## What the exercise asks
Copy the records word for word, from the first line through the line containing "angle-label: 角度(N): [34,289,92,307]", including both ends.

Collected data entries
+ + + +

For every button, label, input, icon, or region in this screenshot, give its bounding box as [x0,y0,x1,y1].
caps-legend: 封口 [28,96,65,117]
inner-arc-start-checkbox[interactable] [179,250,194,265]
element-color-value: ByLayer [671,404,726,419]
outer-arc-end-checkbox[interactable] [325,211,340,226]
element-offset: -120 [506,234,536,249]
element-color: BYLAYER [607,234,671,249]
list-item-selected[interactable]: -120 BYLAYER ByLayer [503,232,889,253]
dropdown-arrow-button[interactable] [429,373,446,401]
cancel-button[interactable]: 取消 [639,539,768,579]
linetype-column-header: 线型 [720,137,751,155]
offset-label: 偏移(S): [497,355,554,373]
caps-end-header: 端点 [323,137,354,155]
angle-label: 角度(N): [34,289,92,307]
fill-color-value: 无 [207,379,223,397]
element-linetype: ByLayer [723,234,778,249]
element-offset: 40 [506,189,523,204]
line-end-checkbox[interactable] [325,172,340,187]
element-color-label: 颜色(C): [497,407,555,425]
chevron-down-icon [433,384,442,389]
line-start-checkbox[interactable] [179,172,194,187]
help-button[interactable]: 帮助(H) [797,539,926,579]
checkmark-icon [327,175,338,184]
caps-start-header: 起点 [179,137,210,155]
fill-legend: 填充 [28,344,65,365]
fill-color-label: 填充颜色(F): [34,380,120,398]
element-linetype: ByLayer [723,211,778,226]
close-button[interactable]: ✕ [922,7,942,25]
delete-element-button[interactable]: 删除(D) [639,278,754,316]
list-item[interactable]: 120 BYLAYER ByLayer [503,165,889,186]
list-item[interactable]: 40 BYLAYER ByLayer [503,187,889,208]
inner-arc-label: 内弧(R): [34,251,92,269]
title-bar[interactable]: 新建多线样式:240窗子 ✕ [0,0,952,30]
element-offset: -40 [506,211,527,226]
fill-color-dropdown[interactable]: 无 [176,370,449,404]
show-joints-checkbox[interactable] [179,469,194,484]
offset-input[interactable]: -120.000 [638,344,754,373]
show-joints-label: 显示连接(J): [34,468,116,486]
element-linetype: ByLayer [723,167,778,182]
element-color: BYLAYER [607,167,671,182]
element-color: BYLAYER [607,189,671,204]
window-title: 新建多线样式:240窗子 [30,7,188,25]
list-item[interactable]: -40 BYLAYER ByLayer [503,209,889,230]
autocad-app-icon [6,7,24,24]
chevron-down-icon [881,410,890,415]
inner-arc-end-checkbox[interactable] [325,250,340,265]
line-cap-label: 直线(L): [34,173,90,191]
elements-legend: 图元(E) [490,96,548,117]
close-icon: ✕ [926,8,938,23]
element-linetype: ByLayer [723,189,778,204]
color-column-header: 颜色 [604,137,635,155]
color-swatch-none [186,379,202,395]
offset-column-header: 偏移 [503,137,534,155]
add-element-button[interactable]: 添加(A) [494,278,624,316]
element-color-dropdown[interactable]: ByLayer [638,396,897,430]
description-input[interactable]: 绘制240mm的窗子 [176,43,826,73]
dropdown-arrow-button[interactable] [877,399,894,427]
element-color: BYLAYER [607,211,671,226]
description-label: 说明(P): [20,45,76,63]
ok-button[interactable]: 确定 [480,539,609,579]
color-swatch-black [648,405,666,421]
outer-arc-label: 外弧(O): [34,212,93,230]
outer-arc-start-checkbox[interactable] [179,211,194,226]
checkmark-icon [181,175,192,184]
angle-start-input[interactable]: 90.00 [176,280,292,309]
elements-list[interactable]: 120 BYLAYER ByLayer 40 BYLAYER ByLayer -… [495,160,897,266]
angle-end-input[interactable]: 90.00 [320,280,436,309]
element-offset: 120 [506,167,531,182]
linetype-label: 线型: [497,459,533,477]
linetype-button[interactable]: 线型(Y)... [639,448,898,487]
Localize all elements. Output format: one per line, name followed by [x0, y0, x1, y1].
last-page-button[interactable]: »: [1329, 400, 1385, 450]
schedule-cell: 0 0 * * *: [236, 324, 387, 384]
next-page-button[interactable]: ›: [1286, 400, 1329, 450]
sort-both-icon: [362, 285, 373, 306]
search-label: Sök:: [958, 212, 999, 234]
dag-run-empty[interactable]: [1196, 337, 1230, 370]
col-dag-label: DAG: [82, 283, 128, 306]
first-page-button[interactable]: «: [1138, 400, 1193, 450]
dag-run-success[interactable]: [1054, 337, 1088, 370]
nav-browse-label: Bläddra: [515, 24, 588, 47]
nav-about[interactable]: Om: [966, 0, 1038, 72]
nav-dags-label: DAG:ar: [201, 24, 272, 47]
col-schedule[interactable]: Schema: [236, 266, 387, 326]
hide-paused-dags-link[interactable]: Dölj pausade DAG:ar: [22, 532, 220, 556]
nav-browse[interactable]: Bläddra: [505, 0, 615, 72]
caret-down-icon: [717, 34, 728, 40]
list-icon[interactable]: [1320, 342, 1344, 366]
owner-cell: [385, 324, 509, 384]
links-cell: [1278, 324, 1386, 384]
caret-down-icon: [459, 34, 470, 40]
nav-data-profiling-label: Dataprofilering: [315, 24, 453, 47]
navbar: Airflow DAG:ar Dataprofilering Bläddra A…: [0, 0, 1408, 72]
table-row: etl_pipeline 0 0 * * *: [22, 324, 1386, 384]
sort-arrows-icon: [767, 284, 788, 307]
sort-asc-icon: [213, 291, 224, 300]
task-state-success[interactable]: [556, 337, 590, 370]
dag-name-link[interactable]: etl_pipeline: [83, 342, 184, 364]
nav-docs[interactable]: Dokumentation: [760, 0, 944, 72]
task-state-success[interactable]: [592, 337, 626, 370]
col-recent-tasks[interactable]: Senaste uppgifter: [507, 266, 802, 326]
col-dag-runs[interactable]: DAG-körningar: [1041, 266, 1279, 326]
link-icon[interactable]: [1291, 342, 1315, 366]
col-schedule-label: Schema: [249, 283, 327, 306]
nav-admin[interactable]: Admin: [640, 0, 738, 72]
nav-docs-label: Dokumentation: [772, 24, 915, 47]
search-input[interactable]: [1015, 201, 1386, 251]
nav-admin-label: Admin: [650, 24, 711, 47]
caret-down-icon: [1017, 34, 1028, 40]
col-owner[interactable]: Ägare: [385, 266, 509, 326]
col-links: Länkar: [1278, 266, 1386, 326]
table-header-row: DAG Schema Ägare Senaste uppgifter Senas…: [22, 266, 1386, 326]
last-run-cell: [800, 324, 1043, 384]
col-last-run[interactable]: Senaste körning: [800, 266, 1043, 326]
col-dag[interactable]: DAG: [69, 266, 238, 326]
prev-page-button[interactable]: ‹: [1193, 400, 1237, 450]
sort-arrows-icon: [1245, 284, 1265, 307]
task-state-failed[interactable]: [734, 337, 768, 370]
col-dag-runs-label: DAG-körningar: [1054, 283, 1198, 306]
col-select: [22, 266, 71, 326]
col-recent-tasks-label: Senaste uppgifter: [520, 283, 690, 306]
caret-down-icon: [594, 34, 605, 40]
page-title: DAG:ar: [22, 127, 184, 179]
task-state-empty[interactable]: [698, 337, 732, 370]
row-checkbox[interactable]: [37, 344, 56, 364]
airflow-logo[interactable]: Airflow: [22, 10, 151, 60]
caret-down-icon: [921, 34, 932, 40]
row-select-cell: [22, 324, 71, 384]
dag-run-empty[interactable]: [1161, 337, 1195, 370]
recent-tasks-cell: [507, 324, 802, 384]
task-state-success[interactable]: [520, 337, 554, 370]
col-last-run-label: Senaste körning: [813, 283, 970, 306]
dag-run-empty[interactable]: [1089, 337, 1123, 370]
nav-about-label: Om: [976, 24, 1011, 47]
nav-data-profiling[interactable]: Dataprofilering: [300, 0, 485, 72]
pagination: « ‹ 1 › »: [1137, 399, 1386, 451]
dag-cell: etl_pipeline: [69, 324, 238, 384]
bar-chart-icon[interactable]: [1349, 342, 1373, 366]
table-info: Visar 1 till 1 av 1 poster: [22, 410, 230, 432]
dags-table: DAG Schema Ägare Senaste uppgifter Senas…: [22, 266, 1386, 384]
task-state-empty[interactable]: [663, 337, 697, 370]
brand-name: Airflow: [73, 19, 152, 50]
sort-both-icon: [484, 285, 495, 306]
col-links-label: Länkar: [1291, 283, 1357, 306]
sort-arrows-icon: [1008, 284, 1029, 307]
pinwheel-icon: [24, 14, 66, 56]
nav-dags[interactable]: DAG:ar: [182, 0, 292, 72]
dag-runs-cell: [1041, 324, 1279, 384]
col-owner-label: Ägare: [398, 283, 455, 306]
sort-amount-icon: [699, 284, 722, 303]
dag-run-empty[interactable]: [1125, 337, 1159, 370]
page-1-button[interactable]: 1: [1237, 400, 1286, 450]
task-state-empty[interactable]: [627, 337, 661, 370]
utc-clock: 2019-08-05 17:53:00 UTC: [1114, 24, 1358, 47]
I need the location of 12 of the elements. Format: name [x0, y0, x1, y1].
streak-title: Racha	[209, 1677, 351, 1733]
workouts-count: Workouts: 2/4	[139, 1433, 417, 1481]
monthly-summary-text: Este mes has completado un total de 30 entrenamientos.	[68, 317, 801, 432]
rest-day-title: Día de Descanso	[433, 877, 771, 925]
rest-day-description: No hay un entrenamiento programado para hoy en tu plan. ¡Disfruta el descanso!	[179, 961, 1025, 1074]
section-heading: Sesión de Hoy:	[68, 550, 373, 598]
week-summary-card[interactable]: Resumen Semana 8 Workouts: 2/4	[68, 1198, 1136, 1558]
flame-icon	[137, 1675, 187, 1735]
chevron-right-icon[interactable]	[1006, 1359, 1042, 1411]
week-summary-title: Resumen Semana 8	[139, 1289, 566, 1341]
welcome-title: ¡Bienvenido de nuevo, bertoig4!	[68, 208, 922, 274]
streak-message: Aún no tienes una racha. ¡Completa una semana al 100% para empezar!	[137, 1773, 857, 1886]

+ + + +

## Worked solution
For every button, label, input, icon, or region in this screenshot, give its bounding box as [x0,y0,x1,y1].
caps-legend: 封口 [28,96,65,117]
inner-arc-start-checkbox[interactable] [179,250,194,265]
element-color-value: ByLayer [671,404,726,419]
outer-arc-end-checkbox[interactable] [325,211,340,226]
element-offset: -120 [506,234,536,249]
element-color: BYLAYER [607,234,671,249]
list-item-selected[interactable]: -120 BYLAYER ByLayer [503,232,889,253]
dropdown-arrow-button[interactable] [429,373,446,401]
cancel-button[interactable]: 取消 [639,539,768,579]
linetype-column-header: 线型 [720,137,751,155]
offset-label: 偏移(S): [497,355,554,373]
caps-end-header: 端点 [323,137,354,155]
angle-label: 角度(N): [34,289,92,307]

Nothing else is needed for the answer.